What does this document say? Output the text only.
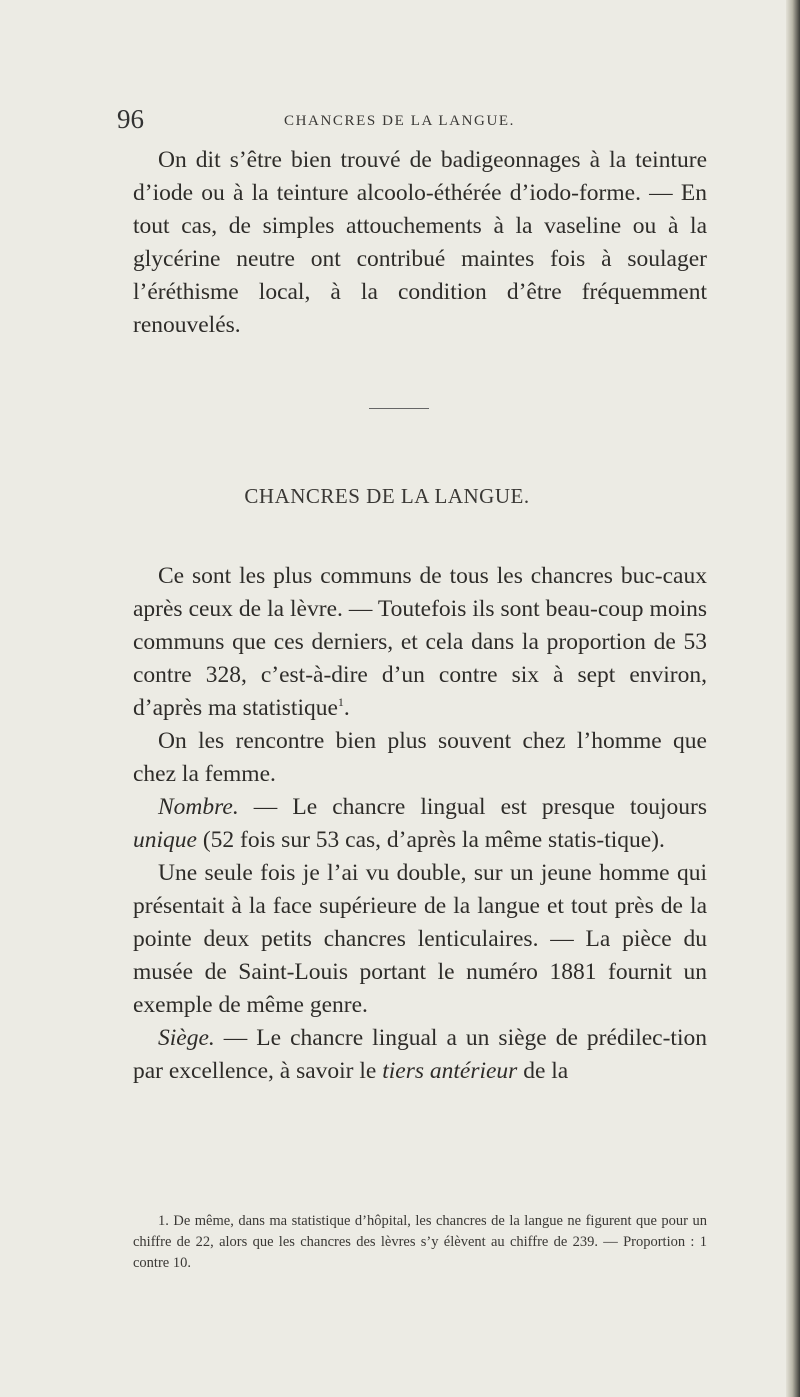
96	CHANCRES DE LA LANGUE.

On dit s’être bien trouvé de badigeonnages à la teinture d’iode ou à la teinture alcoolo-éthérée d’iodo-forme. — En tout cas, de simples attouchements à la vaseline ou à la glycérine neutre ont contribué maintes fois à soulager l’éréthisme local, à la condition d’être fréquemment renouvelés.

CHANCRES DE LA LANGUE.

Ce sont les plus communs de tous les chancres buc-caux après ceux de la lèvre. — Toutefois ils sont beau-coup moins communs que ces derniers, et cela dans la proportion de 53 contre 328, c’est-à-dire d’un contre six à sept environ, d’après ma statistique$^1$.

On les rencontre bien plus souvent chez l’homme que chez la femme.

Nombre. — Le chancre lingual est presque toujours unique (52 fois sur 53 cas, d’après la même statis-tique).

Une seule fois je l’ai vu double, sur un jeune homme qui présentait à la face supérieure de la langue et tout près de la pointe deux petits chancres lenticulaires. — La pièce du musée de Saint-Louis portant le numéro 1881 fournit un exemple de même genre.

Siège. — Le chancre lingual a un siège de prédilec-tion par excellence, à savoir le tiers antérieur de la

1. De même, dans ma statistique d’hôpital, les chancres de la langue ne figurent que pour un chiffre de 22, alors que les chancres des lèvres s’y élèvent au chiffre de 239. — Proportion : 1 contre 10.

^^^^^^^^

◆ **WHAT THE TASK ASKS**: Filter for "lingual". Return all lines that hold it.

◆ **REPLY TO THE EXERCISE**:
Nombre. — Le chancre lingual est presque toujours unique (52 fois sur 53 cas, d’après la même statis-tique).
Siège. — Le chancre lingual a un siège de prédilec-tion par excellence, à savoir le tiers antérieur de la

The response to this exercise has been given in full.